| Task details |
Go through the records and give each one again exactly.

Stored data
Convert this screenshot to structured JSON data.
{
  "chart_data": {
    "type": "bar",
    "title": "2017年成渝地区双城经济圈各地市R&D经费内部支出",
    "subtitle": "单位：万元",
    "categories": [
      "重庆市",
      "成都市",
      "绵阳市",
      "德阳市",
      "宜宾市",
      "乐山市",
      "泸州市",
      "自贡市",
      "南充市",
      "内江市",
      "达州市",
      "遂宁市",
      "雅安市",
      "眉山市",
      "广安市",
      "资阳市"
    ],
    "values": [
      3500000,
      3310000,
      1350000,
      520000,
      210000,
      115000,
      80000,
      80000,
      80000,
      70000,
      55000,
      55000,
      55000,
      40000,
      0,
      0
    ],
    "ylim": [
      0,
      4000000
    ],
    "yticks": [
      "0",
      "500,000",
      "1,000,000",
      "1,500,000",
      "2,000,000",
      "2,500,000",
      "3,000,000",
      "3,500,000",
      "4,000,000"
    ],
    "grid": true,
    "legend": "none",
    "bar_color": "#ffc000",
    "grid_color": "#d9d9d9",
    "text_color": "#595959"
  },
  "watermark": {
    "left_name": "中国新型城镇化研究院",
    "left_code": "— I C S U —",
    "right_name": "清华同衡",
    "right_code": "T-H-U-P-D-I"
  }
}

| Response |
Convert this screenshot to structured JSON data.
{
  "chart_data": {
    "type": "bar",
    "title": "2017年成渝地区双城经济圈各地市R&D经费内部支出",
    "subtitle": "单位：万元",
    "categories": [
      "重庆市",
      "成都市",
      "绵阳市",
      "德阳市",
      "宜宾市",
      "乐山市",
      "泸州市",
      "自贡市",
      "南充市",
      "内江市",
      "达州市",
      "遂宁市",
      "雅安市",
      "眉山市",
      "广安市",
      "资阳市"
    ],
    "values": [
      3500000,
      3310000,
      1350000,
      520000,
      210000,
      115000,
      80000,
      80000,
      80000,
      70000,
      55000,
      55000,
      55000,
      40000,
      0,
      0
    ],
    "ylim": [
      0,
      4000000
    ],
    "yticks": [
      "0",
      "500,000",
      "1,000,000",
      "1,500,000",
      "2,000,000",
      "2,500,000",
      "3,000,000",
      "3,500,000",
      "4,000,000"
    ],
    "grid": true,
    "legend": "none",
    "bar_color": "#ffc000",
    "grid_color": "#d9d9d9",
    "text_color": "#595959"
  },
  "watermark": {
    "left_name": "中国新型城镇化研究院",
    "left_code": "— I C S U —",
    "right_name": "清华同衡",
    "right_code": "T-H-U-P-D-I"
  }
}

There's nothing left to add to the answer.